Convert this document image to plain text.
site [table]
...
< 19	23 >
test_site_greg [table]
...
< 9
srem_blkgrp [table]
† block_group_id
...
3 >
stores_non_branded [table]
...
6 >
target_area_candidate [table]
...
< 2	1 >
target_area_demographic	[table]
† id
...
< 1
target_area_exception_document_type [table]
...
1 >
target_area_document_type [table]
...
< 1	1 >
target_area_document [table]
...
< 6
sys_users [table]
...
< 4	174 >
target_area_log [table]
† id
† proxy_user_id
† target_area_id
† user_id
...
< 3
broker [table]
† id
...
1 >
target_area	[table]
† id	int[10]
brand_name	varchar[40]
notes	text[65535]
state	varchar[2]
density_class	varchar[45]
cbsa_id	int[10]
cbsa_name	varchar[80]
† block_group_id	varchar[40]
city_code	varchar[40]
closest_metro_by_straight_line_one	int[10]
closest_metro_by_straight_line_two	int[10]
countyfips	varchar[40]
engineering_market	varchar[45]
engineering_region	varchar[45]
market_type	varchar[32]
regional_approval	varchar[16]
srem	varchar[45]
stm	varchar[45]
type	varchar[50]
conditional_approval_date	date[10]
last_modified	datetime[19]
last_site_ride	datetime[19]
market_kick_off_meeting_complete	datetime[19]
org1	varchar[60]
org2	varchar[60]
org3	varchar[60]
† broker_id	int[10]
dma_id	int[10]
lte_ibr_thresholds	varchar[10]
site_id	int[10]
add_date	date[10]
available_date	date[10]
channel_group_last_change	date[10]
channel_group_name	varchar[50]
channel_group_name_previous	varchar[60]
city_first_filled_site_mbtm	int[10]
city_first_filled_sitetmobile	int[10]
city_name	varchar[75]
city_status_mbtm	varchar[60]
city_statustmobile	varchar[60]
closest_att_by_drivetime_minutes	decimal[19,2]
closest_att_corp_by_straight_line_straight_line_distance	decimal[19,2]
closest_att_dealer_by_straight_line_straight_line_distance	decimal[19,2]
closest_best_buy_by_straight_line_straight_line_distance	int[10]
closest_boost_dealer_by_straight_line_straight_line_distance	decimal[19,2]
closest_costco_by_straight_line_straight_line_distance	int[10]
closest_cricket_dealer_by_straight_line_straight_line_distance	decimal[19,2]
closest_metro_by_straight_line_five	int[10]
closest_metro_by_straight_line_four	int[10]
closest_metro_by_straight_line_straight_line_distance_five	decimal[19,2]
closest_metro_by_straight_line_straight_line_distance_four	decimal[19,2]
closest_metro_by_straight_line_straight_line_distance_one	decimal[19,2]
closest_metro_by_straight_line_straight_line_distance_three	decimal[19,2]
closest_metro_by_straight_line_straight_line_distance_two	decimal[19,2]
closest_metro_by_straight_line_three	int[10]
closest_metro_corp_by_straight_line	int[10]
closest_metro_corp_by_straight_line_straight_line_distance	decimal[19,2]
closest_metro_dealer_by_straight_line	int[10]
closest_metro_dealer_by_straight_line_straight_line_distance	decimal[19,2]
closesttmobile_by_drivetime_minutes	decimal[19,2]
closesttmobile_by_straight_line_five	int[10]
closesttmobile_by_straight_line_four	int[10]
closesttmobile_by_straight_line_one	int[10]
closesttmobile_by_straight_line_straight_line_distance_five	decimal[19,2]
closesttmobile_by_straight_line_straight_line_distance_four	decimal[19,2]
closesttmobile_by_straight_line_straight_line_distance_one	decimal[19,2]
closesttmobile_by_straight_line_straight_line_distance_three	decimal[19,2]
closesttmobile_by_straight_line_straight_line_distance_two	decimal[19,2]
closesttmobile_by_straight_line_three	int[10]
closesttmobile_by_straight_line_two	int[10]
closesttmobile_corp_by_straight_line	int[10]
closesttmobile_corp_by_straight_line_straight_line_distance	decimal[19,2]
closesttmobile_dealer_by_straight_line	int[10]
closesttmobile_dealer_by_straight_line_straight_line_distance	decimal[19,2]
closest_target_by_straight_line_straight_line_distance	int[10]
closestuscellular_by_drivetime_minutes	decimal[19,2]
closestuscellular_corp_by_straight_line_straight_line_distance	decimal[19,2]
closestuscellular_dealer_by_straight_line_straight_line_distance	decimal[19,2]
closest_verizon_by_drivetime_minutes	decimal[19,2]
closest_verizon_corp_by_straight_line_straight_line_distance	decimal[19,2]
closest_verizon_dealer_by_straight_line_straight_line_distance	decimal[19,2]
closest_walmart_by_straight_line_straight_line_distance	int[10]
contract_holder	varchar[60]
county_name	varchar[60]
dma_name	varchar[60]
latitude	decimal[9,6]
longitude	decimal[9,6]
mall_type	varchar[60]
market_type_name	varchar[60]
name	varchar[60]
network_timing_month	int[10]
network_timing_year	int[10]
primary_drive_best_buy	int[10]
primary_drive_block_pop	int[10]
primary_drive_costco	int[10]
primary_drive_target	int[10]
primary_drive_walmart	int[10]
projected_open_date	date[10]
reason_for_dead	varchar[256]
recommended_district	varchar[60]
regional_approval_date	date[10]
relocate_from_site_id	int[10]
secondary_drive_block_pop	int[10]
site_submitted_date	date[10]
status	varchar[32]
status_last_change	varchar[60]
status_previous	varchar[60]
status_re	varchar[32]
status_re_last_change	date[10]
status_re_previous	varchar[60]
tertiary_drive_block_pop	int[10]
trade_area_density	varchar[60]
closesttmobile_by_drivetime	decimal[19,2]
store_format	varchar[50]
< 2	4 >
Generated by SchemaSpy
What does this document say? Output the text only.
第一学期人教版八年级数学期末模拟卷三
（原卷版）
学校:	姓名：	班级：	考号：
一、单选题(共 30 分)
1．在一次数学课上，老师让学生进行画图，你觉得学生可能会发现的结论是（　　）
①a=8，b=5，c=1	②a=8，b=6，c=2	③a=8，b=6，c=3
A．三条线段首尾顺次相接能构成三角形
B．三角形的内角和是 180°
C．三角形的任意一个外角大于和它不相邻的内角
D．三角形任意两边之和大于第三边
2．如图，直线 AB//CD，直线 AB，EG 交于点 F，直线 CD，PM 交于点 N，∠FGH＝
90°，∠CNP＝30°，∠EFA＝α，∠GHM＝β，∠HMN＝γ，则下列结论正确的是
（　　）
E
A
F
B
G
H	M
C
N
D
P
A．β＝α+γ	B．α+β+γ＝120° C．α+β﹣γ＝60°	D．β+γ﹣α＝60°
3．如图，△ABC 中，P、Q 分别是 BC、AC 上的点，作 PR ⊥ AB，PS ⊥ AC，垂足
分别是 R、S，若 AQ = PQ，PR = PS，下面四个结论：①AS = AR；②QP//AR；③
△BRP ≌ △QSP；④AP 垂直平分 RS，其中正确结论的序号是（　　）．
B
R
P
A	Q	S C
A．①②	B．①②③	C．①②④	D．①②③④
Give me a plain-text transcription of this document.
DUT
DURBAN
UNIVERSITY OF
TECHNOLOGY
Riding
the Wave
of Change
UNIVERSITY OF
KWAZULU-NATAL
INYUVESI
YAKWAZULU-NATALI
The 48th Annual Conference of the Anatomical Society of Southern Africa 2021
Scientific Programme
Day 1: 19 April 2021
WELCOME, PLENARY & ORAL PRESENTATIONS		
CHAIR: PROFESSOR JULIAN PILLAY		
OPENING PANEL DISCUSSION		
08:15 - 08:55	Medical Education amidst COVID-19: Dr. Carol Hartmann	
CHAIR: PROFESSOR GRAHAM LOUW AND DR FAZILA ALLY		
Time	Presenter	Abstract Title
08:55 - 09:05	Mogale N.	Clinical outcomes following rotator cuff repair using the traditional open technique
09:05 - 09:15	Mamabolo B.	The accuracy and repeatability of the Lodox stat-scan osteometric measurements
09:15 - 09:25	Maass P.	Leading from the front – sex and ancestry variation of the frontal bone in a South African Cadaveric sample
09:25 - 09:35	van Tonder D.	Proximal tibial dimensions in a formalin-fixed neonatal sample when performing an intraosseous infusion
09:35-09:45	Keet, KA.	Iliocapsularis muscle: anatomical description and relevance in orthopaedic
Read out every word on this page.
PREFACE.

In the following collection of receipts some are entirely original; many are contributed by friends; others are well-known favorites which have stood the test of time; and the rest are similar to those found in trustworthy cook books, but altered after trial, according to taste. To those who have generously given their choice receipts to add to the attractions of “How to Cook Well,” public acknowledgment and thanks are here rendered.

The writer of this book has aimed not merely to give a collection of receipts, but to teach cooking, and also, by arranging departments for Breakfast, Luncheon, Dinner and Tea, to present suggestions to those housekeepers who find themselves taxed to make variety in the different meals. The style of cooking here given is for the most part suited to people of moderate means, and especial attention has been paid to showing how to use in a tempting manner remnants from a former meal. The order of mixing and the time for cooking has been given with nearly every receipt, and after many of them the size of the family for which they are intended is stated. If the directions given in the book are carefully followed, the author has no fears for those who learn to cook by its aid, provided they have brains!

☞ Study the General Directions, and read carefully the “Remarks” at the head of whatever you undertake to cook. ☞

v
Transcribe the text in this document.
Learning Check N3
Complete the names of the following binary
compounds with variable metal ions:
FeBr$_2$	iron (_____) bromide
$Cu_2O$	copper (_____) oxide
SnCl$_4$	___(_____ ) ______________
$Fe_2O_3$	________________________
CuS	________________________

+===+

Everything from the line with "Transcribe the text in this document." to the end of the listing above needs to be duplicated exactly, both end lines included, with nothing more.

Solution to the problem:
Transcribe the text in this document.
Learning Check N3
Complete the names of the following binary
compounds with variable metal ions:
FeBr$_2$	iron (_____) bromide
$Cu_2O$	copper (_____) oxide
SnCl$_4$	___(_____ ) ______________
$Fe_2O_3$	________________________
CuS	________________________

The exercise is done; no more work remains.